Requirements
Reproduce the whole listing, character for character.

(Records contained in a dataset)
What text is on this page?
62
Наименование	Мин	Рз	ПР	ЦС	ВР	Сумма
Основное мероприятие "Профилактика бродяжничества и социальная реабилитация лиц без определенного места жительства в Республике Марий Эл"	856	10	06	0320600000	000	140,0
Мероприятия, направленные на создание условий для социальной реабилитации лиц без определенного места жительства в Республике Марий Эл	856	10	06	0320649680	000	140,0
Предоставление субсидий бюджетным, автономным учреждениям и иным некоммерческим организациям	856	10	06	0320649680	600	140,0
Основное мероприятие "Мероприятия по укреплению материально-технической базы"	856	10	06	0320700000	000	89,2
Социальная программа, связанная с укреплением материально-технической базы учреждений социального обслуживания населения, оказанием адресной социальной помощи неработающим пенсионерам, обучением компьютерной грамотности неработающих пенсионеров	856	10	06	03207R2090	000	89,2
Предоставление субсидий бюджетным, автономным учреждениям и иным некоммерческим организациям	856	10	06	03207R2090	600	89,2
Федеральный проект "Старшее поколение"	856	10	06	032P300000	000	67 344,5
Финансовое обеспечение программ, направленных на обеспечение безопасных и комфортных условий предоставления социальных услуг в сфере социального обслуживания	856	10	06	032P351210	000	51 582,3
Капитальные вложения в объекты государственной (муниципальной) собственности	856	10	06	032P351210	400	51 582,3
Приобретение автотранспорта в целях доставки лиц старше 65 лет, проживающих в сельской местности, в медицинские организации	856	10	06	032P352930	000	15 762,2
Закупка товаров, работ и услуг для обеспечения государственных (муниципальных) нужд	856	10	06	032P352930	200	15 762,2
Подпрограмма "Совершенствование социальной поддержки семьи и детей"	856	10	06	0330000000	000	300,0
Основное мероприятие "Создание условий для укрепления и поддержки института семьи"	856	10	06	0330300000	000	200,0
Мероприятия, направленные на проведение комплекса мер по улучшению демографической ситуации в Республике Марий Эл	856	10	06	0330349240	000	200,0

Exercise output
What text is on this page?
62
Наименование	Мин	Рз	ПР	ЦС	ВР	Сумма
Основное мероприятие "Профилактика бродяжничества и социальная реабилитация лиц без определенного места жительства в Республике Марий Эл"	856	10	06	0320600000	000	140,0
Мероприятия, направленные на создание условий для социальной реабилитации лиц без определенного места жительства в Республике Марий Эл	856	10	06	0320649680	000	140,0
Предоставление субсидий бюджетным, автономным учреждениям и иным некоммерческим организациям	856	10	06	0320649680	600	140,0
Основное мероприятие "Мероприятия по укреплению материально-технической базы"	856	10	06	0320700000	000	89,2
Социальная программа, связанная с укреплением материально-технической базы учреждений социального обслуживания населения, оказанием адресной социальной помощи неработающим пенсионерам, обучением компьютерной грамотности неработающих пенсионеров	856	10	06	03207R2090	000	89,2
Предоставление субсидий бюджетным, автономным учреждениям и иным некоммерческим организациям	856	10	06	03207R2090	600	89,2
Федеральный проект "Старшее поколение"	856	10	06	032P300000	000	67 344,5
Финансовое обеспечение программ, направленных на обеспечение безопасных и комфортных условий предоставления социальных услуг в сфере социального обслуживания	856	10	06	032P351210	000	51 582,3
Капитальные вложения в объекты государственной (муниципальной) собственности	856	10	06	032P351210	400	51 582,3
Приобретение автотранспорта в целях доставки лиц старше 65 лет, проживающих в сельской местности, в медицинские организации	856	10	06	032P352930	000	15 762,2
Закупка товаров, работ и услуг для обеспечения государственных (муниципальных) нужд	856	10	06	032P352930	200	15 762,2
Подпрограмма "Совершенствование социальной поддержки семьи и детей"	856	10	06	0330000000	000	300,0
Основное мероприятие "Создание условий для укрепления и поддержки института семьи"	856	10	06	0330300000	000	200,0
Мероприятия, направленные на проведение комплекса мер по улучшению демографической ситуации в Республике Марий Эл	856	10	06	0330349240	000	200,0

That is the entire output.